### PROBLEM STATEMENT
In the data below, find every line with the string "lévő" and pull it out.

### GIVEN DATA
- - - - - - -

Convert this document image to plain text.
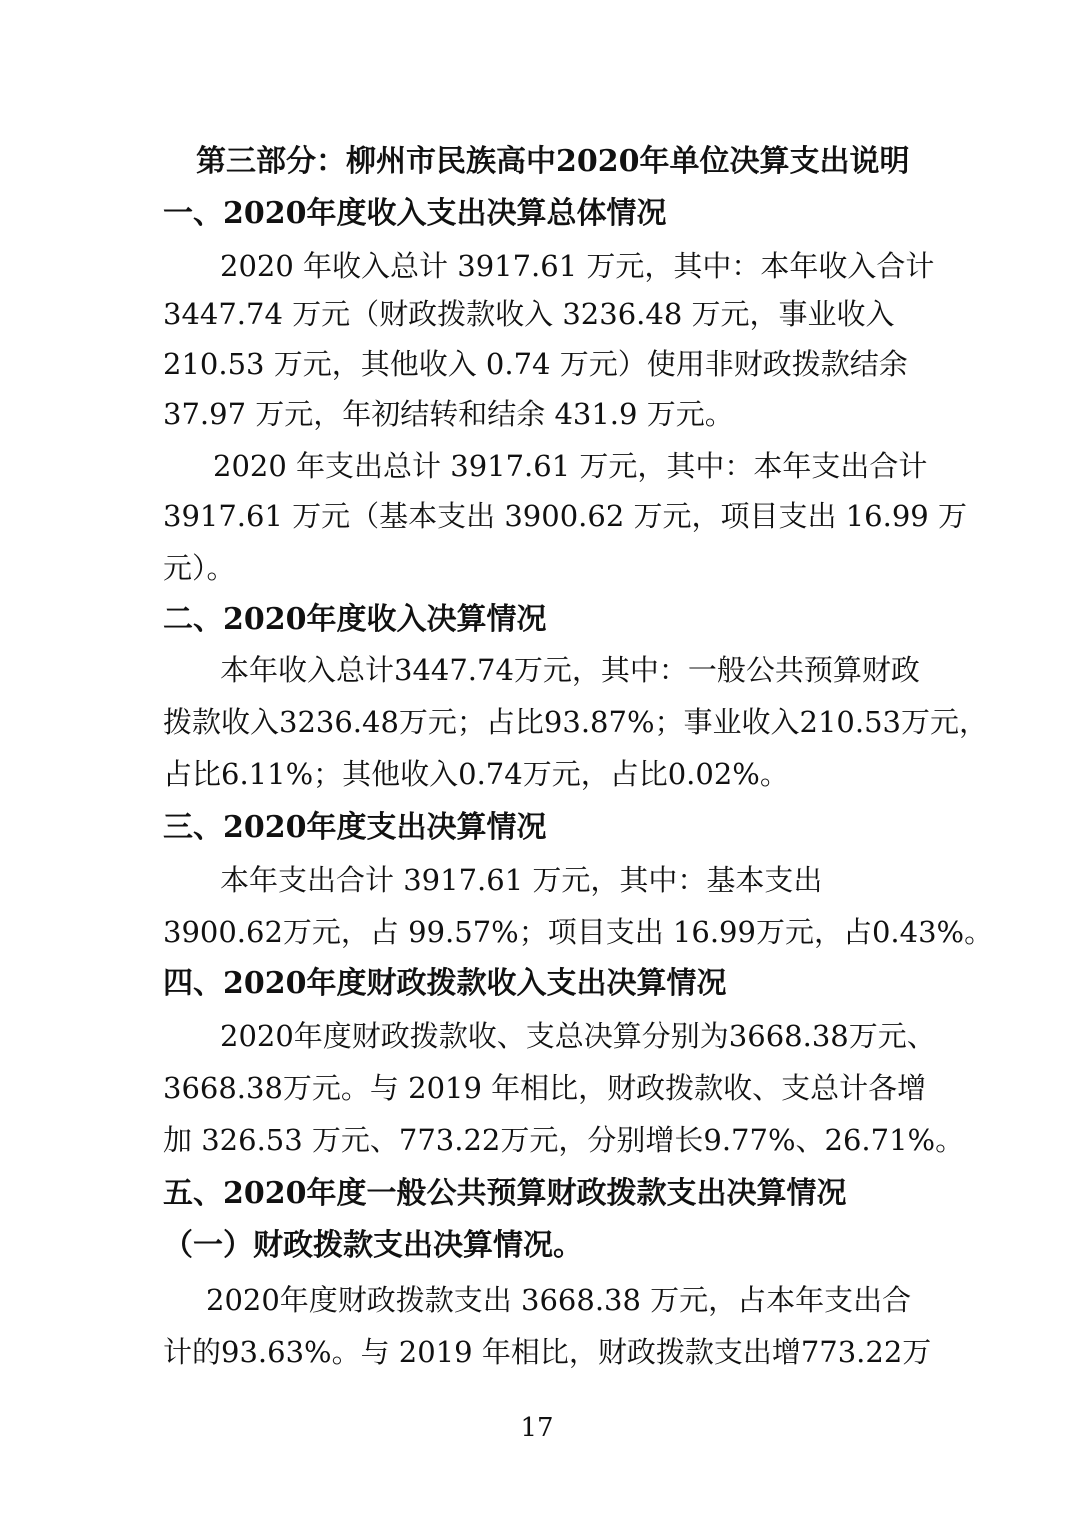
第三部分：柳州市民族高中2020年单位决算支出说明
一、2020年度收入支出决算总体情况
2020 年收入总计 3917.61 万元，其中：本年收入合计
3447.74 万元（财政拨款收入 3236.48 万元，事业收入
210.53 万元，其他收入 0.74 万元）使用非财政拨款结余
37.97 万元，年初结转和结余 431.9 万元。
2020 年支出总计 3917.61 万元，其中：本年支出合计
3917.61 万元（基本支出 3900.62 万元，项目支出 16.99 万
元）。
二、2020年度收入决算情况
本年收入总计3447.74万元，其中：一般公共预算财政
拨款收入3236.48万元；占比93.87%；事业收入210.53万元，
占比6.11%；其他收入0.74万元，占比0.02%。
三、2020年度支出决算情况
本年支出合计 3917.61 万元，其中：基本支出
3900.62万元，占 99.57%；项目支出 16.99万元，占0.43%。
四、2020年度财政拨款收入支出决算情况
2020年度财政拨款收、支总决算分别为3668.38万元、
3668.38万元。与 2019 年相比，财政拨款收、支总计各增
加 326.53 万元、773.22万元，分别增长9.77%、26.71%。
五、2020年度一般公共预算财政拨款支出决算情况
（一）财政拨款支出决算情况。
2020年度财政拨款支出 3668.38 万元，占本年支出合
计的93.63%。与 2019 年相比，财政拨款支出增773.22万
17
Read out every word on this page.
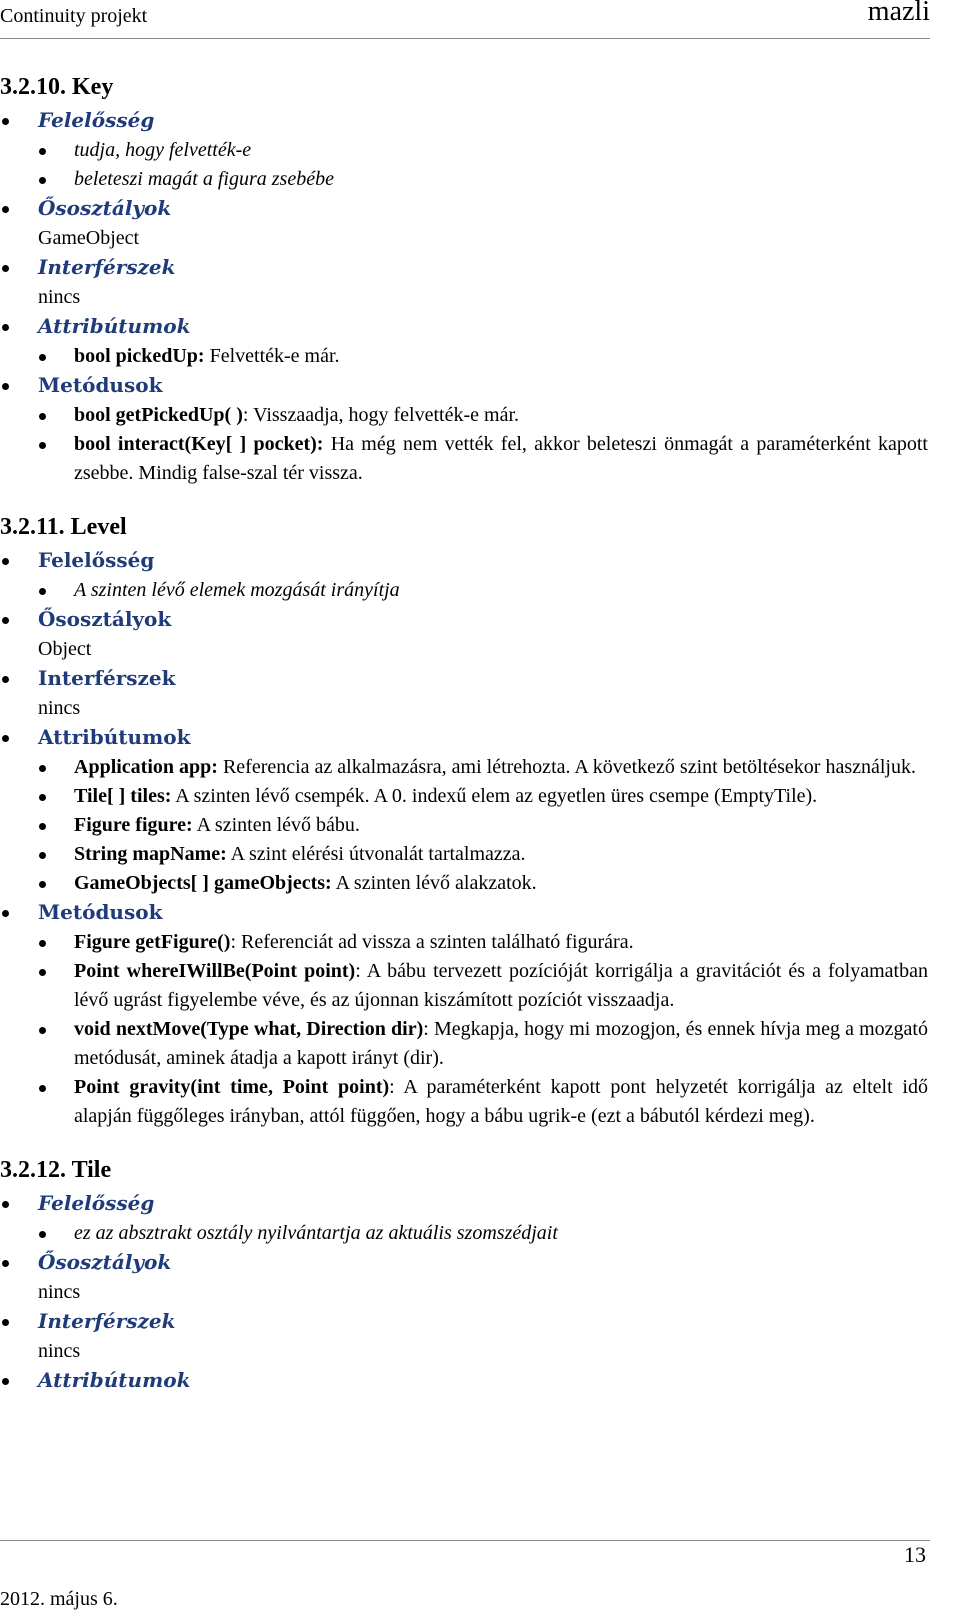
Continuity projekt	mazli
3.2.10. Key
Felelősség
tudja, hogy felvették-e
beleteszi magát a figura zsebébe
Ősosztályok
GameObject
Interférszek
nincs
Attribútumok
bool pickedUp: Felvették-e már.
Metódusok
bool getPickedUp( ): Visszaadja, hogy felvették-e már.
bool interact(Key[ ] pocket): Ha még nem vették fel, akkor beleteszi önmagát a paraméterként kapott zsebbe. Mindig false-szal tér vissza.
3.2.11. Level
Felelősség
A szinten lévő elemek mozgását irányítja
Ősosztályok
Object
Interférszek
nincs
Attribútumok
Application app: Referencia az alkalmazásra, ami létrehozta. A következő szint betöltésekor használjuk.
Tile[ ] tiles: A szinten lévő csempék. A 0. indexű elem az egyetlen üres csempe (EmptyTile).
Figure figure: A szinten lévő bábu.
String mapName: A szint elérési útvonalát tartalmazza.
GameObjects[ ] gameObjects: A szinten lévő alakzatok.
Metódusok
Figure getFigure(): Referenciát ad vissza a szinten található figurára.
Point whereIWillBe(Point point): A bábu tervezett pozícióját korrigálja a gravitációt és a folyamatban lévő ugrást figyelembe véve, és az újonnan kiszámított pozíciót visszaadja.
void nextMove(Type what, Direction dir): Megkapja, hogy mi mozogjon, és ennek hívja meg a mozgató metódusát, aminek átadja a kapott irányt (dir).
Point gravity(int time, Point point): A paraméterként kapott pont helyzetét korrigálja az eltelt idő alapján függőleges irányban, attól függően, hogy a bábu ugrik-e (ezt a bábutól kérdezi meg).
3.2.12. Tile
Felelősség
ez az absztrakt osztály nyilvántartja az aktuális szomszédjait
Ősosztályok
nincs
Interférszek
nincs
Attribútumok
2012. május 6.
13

- - - - - - -

### OUTPUT OF THE TASK
A szinten lévő elemek mozgását irányítja
Tile[ ] tiles: A szinten lévő csempék. A 0. indexű elem az egyetlen üres csempe (EmptyTile).
Figure figure: A szinten lévő bábu.
GameObjects[ ] gameObjects: A szinten lévő alakzatok.
Point whereIWillBe(Point point): A bábu tervezett pozícióját korrigálja a gravitációt és a folyamatban lévő ugrást figyelembe véve, és az újonnan kiszámított pozíciót visszaadja.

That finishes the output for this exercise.